WHAT TO PRODUCE>
Answer these questions about the excerpt on mirror fermions:
1. After what operation can the scales be seen as masses of effective scalar spinor bilinears?
2. In ordinary technicolor theories, what would the scalar effective operators induced by ETC interactions be?
3. What are the constituents of the scalar operators expected to do before they have time to hadronize?

EXCERPTED TEXT>
After Fierz rearrangement of the terms in the 
effective Lagrangian ${\cal L}_{{\rm eff}}$,  
the scales $\Lambda_{n1,n2,c1,c2}$ can be seen as masses of 
effective scalar $SU(2)_{L}$-singlet
spinor bilinears consisting of a 
mirror and an ordinary fermion. These are
reminiscent of ``techniscalars" as to their quantum numbers.  
The effective four-fermion couplings are not
only determined by
 the corresponding $U(1)_{G}$  charges,
since the present situation is closer to gauged NJL models where
unbroken strong gauge interactions can influence considerably four-fermion
terms.  One may observe that, unlike the 
present situation, the corresponding scalar effective
operators induced by ETC
interactions in ordinary technicolor theories would be
$SU(2)_{L}$-doublets and would not produce shifts to the 
right-handed fermion couplings. The scalar operators appearing here
could in principle correspond to mesons bound with the
QCD force, but their constituents are very heavy and 
are expected in principle to decay weakly before they have time to 
hadronize.

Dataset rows
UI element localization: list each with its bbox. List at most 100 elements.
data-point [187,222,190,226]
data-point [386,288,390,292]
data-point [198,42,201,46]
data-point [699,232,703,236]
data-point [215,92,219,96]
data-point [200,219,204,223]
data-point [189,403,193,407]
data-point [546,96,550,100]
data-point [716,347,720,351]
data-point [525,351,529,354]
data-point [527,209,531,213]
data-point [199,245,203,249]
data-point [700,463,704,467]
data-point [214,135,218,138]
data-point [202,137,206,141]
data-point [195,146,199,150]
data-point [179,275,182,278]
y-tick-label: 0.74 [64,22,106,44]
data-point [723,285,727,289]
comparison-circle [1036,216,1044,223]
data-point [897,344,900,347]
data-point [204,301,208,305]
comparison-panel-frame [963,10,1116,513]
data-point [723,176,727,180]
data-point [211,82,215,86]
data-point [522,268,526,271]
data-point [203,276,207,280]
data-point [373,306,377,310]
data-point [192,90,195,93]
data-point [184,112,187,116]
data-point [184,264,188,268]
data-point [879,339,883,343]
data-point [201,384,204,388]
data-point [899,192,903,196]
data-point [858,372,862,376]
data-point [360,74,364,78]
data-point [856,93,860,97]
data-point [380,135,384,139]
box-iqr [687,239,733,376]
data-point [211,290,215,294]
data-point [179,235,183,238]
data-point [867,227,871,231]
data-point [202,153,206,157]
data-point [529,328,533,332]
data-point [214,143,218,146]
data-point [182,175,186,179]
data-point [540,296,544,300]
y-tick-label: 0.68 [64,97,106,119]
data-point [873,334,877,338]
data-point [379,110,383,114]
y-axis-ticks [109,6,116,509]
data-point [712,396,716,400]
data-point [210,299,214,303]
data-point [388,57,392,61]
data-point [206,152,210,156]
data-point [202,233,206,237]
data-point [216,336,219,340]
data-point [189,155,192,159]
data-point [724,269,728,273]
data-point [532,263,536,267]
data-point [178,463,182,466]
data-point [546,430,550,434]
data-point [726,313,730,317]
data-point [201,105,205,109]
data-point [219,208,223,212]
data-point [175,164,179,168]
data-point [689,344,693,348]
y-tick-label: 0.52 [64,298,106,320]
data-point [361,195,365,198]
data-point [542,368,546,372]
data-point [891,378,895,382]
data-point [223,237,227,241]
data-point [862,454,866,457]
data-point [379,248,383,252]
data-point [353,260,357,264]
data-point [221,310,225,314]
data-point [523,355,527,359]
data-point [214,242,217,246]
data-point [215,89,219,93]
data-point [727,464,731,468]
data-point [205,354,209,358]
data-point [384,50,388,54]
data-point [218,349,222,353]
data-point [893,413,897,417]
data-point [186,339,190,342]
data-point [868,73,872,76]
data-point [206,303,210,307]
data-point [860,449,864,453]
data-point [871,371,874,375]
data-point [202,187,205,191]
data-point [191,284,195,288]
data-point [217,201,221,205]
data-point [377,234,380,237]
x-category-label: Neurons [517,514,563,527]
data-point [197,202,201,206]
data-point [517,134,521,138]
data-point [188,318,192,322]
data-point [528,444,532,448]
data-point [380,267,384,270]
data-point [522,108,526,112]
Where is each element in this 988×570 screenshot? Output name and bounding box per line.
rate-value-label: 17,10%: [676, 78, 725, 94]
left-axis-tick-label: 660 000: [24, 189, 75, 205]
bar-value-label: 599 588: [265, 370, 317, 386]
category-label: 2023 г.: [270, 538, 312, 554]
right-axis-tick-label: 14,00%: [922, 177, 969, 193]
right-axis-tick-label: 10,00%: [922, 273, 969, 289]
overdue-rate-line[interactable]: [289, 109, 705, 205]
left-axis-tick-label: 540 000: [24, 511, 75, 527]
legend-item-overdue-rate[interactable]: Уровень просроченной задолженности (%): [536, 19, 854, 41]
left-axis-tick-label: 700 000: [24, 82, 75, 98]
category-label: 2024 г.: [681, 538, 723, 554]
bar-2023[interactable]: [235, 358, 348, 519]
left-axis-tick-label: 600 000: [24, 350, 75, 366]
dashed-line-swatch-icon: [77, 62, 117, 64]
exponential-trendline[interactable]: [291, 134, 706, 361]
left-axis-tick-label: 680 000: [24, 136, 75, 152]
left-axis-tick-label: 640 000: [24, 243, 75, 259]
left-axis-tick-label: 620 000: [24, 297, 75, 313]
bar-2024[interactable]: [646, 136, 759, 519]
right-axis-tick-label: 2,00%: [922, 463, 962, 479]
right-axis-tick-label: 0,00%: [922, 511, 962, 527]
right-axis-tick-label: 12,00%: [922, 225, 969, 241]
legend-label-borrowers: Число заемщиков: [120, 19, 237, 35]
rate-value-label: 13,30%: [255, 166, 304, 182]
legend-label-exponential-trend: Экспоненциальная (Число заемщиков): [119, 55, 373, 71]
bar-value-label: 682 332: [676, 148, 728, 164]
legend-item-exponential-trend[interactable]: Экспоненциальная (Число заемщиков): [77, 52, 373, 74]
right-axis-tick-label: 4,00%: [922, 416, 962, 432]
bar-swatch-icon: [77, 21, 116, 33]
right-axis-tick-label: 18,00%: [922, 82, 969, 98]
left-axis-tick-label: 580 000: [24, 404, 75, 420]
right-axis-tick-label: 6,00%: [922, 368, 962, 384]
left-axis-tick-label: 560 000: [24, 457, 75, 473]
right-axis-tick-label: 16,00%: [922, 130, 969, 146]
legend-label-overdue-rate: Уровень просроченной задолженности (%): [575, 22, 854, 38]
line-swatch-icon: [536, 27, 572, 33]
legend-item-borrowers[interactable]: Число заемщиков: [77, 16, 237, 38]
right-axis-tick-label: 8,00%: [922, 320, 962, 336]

RESULT>
1. Fierz rearrangement of the terms in the effective Lagrangian.
2. SU(2)_L-doublets.
3. Decay weakly.